THE EXERCISE =>
Select all lines holding the word "南侧是青藏高原" from the entries that follow.

SOURCE RECORDS =>
[start]
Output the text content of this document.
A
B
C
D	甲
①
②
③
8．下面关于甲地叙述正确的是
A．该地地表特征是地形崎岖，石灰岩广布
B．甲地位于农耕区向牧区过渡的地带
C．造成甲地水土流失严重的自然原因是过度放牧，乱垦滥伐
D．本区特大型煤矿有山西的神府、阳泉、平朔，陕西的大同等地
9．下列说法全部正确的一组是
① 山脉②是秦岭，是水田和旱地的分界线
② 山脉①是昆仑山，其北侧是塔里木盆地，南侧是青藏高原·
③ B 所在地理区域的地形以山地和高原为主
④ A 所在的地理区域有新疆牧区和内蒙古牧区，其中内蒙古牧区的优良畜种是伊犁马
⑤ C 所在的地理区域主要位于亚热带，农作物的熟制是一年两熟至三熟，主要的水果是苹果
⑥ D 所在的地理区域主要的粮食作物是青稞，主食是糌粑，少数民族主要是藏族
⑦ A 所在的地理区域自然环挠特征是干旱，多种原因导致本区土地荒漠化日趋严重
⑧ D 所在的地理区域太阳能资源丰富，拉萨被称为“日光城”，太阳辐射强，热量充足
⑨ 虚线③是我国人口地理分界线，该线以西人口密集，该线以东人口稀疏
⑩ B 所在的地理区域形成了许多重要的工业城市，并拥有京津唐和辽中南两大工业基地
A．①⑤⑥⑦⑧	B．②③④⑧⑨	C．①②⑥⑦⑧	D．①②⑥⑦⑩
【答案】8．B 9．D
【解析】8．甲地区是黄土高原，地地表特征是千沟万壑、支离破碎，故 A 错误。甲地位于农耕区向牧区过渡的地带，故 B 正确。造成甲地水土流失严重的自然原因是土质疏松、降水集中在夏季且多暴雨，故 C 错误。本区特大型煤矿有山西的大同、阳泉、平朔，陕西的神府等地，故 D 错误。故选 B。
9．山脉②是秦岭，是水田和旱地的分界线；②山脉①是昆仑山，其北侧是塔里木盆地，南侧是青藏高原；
[end]
TASK RESPONSE =>
② 山脉①是昆仑山，其北侧是塔里木盆地，南侧是青藏高原·
9．山脉②是秦岭，是水田和旱地的分界线；②山脉①是昆仑山，其北侧是塔里木盆地，南侧是青藏高原；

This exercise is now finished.